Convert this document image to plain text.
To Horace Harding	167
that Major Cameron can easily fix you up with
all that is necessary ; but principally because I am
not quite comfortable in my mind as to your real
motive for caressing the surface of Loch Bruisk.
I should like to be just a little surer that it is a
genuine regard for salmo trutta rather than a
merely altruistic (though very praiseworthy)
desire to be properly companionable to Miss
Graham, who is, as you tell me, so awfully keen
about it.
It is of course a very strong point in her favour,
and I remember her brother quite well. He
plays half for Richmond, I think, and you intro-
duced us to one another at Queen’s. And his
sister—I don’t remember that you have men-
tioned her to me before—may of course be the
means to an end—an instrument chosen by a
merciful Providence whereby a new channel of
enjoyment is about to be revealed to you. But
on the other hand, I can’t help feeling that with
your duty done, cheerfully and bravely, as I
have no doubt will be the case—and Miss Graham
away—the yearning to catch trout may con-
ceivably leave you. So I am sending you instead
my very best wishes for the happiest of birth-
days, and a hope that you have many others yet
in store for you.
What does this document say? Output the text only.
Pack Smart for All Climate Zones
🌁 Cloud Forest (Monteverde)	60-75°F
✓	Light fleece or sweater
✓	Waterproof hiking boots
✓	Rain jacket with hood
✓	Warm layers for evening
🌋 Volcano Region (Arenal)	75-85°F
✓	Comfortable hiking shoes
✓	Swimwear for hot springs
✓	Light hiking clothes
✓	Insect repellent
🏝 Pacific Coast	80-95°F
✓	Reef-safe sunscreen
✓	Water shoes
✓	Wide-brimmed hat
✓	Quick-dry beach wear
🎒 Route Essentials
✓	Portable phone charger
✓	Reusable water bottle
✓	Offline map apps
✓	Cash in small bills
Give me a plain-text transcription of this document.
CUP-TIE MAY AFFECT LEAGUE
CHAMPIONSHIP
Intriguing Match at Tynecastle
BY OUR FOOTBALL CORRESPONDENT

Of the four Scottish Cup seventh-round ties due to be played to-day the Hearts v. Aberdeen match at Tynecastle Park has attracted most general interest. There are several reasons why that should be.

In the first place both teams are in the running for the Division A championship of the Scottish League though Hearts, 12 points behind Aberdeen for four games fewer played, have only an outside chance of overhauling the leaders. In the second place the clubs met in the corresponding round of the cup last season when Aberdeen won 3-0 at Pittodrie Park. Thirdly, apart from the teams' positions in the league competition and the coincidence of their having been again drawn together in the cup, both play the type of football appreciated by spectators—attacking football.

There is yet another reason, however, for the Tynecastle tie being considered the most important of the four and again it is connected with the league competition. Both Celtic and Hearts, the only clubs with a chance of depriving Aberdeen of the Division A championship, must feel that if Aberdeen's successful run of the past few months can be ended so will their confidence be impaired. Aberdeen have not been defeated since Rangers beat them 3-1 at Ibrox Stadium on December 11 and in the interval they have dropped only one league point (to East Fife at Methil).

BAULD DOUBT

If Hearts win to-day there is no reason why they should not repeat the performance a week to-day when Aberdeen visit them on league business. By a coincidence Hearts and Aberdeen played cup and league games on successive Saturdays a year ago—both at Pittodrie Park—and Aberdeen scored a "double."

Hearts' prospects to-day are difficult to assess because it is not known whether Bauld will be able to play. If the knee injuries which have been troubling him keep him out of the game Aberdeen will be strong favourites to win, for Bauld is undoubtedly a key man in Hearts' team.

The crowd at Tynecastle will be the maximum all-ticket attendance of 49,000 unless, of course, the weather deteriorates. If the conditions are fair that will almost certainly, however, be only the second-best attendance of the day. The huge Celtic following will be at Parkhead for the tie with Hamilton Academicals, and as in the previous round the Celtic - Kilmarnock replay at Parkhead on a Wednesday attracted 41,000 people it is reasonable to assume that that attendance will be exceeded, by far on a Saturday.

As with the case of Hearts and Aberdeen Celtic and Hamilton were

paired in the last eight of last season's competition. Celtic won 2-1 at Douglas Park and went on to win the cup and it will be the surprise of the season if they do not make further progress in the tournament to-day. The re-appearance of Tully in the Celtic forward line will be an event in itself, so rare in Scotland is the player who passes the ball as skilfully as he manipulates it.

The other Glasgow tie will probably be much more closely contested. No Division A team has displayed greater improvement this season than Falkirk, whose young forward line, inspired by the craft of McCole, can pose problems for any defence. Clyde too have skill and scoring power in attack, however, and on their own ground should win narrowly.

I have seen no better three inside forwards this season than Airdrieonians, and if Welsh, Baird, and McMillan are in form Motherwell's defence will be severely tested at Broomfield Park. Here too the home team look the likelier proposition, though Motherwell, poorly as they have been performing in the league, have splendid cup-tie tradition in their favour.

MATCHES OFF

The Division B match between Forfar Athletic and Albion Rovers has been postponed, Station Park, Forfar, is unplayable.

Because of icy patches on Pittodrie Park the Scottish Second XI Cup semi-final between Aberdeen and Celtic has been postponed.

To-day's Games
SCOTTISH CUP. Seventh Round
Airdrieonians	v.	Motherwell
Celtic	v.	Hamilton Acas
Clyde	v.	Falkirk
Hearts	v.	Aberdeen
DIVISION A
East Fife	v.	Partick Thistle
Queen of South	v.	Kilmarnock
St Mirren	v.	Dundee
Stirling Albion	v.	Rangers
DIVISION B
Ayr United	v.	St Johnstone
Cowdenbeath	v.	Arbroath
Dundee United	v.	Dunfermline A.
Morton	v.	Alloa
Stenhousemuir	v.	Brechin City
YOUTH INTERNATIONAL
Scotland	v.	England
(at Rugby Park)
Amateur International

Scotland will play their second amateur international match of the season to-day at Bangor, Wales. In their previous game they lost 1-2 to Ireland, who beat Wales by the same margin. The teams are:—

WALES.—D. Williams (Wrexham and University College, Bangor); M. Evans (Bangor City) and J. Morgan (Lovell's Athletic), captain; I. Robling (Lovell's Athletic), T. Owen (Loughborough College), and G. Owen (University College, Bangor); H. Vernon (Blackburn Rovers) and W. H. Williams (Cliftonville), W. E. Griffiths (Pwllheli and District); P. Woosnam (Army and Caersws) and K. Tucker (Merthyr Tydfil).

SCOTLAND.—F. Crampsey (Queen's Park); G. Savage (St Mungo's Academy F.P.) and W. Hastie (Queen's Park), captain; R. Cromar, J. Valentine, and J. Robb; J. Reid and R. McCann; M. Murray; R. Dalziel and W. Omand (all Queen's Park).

....

Problem to work on
Pull out each line containing the word "Rovers" and copy it.

Final result
The Division B match between Forfar Athletic and Albion Rovers has been postponed, Station Park, Forfar, is unplayable.
WALES.—D. Williams (Wrexham and University College, Bangor); M. Evans (Bangor City) and J. Morgan (Lovell's Athletic), captain; I. Robling (Lovell's Athletic), T. Owen (Loughborough College), and G. Owen (University College, Bangor); H. Vernon (Blackburn Rovers) and W. H. Williams (Cliftonville), W. E. Griffiths (Pwllheli and District); P. Woosnam (Army and Caersws) and K. Tucker (Merthyr Tydfil).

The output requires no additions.